Your goal:
All of the records below must be output exactly, with no pictures carried over.

[Start Records for the task]

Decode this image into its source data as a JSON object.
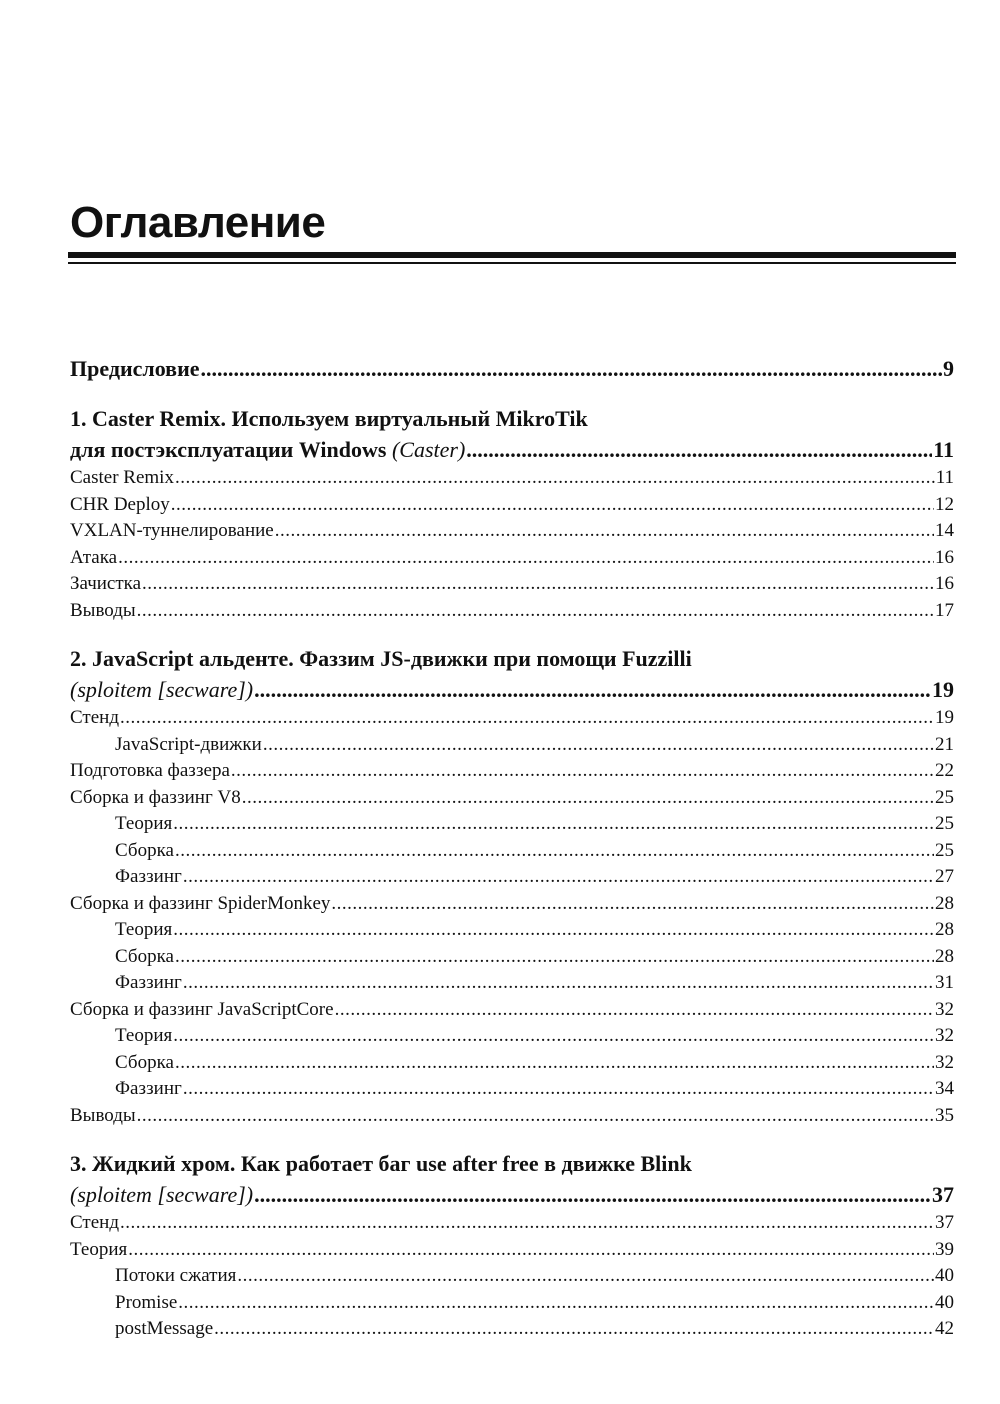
{
  "title": "Оглавление",
  "preface": {
    "label": "Предисловие",
    "page": "9"
  },
  "chapters": [
    {
      "line1": "1. Caster Remix. Используем виртуальный MikroTik",
      "line2": "для постэксплуатации Windows",
      "author": "(Caster)",
      "page": "11",
      "sections": [
        {
          "label": "Caster Remix",
          "page": "11",
          "level": 1
        },
        {
          "label": "CHR Deploy",
          "page": "12",
          "level": 1
        },
        {
          "label": "VXLAN-туннелирование",
          "page": "14",
          "level": 1
        },
        {
          "label": "Атака",
          "page": "16",
          "level": 1
        },
        {
          "label": "Зачистка",
          "page": "16",
          "level": 1
        },
        {
          "label": "Выводы",
          "page": "17",
          "level": 1
        }
      ]
    },
    {
      "line1": "2. JavaScript альденте. Фаззим JS-движки при помощи Fuzzilli",
      "line2": "",
      "author": "(sploitem [secware])",
      "page": "19",
      "sections": [
        {
          "label": "Стенд",
          "page": "19",
          "level": 1
        },
        {
          "label": "JavaScript-движки",
          "page": "21",
          "level": 2
        },
        {
          "label": "Подготовка фаззера",
          "page": "22",
          "level": 1
        },
        {
          "label": "Сборка и фаззинг V8",
          "page": "25",
          "level": 1
        },
        {
          "label": "Теория",
          "page": "25",
          "level": 2
        },
        {
          "label": "Сборка",
          "page": "25",
          "level": 2
        },
        {
          "label": "Фаззинг",
          "page": "27",
          "level": 2
        },
        {
          "label": "Сборка и фаззинг SpiderMonkey",
          "page": "28",
          "level": 1
        },
        {
          "label": "Теория",
          "page": "28",
          "level": 2
        },
        {
          "label": "Сборка",
          "page": "28",
          "level": 2
        },
        {
          "label": "Фаззинг",
          "page": "31",
          "level": 2
        },
        {
          "label": "Сборка и фаззинг JavaScriptCore",
          "page": "32",
          "level": 1
        },
        {
          "label": "Теория",
          "page": "32",
          "level": 2
        },
        {
          "label": "Сборка",
          "page": "32",
          "level": 2
        },
        {
          "label": "Фаззинг",
          "page": "34",
          "level": 2
        },
        {
          "label": "Выводы",
          "page": "35",
          "level": 1
        }
      ]
    },
    {
      "line1": "3. Жидкий хром. Как работает баг use after free в движке Blink",
      "line2": "",
      "author": "(sploitem [secware])",
      "page": "37",
      "sections": [
        {
          "label": "Стенд",
          "page": "37",
          "level": 1
        },
        {
          "label": "Теория",
          "page": "39",
          "level": 1
        },
        {
          "label": "Потоки сжатия",
          "page": "40",
          "level": 2
        },
        {
          "label": "Promise",
          "page": "40",
          "level": 2
        },
        {
          "label": "postMessage",
          "page": "42",
          "level": 2
        }
      ]
    }
  ]
}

[End Records for the task]

Task solution:
Decode this image into its source data as a JSON object.
{
  "title": "Оглавление",
  "preface": {
    "label": "Предисловие",
    "page": "9"
  },
  "chapters": [
    {
      "line1": "1. Caster Remix. Используем виртуальный MikroTik",
      "line2": "для постэксплуатации Windows",
      "author": "(Caster)",
      "page": "11",
      "sections": [
        {
          "label": "Caster Remix",
          "page": "11",
          "level": 1
        },
        {
          "label": "CHR Deploy",
          "page": "12",
          "level": 1
        },
        {
          "label": "VXLAN-туннелирование",
          "page": "14",
          "level": 1
        },
        {
          "label": "Атака",
          "page": "16",
          "level": 1
        },
        {
          "label": "Зачистка",
          "page": "16",
          "level": 1
        },
        {
          "label": "Выводы",
          "page": "17",
          "level": 1
        }
      ]
    },
    {
      "line1": "2. JavaScript альденте. Фаззим JS-движки при помощи Fuzzilli",
      "line2": "",
      "author": "(sploitem [secware])",
      "page": "19",
      "sections": [
        {
          "label": "Стенд",
          "page": "19",
          "level": 1
        },
        {
          "label": "JavaScript-движки",
          "page": "21",
          "level": 2
        },
        {
          "label": "Подготовка фаззера",
          "page": "22",
          "level": 1
        },
        {
          "label": "Сборка и фаззинг V8",
          "page": "25",
          "level": 1
        },
        {
          "label": "Теория",
          "page": "25",
          "level": 2
        },
        {
          "label": "Сборка",
          "page": "25",
          "level": 2
        },
        {
          "label": "Фаззинг",
          "page": "27",
          "level": 2
        },
        {
          "label": "Сборка и фаззинг SpiderMonkey",
          "page": "28",
          "level": 1
        },
        {
          "label": "Теория",
          "page": "28",
          "level": 2
        },
        {
          "label": "Сборка",
          "page": "28",
          "level": 2
        },
        {
          "label": "Фаззинг",
          "page": "31",
          "level": 2
        },
        {
          "label": "Сборка и фаззинг JavaScriptCore",
          "page": "32",
          "level": 1
        },
        {
          "label": "Теория",
          "page": "32",
          "level": 2
        },
        {
          "label": "Сборка",
          "page": "32",
          "level": 2
        },
        {
          "label": "Фаззинг",
          "page": "34",
          "level": 2
        },
        {
          "label": "Выводы",
          "page": "35",
          "level": 1
        }
      ]
    },
    {
      "line1": "3. Жидкий хром. Как работает баг use after free в движке Blink",
      "line2": "",
      "author": "(sploitem [secware])",
      "page": "37",
      "sections": [
        {
          "label": "Стенд",
          "page": "37",
          "level": 1
        },
        {
          "label": "Теория",
          "page": "39",
          "level": 1
        },
        {
          "label": "Потоки сжатия",
          "page": "40",
          "level": 2
        },
        {
          "label": "Promise",
          "page": "40",
          "level": 2
        },
        {
          "label": "postMessage",
          "page": "42",
          "level": 2
        }
      ]
    }
  ]
}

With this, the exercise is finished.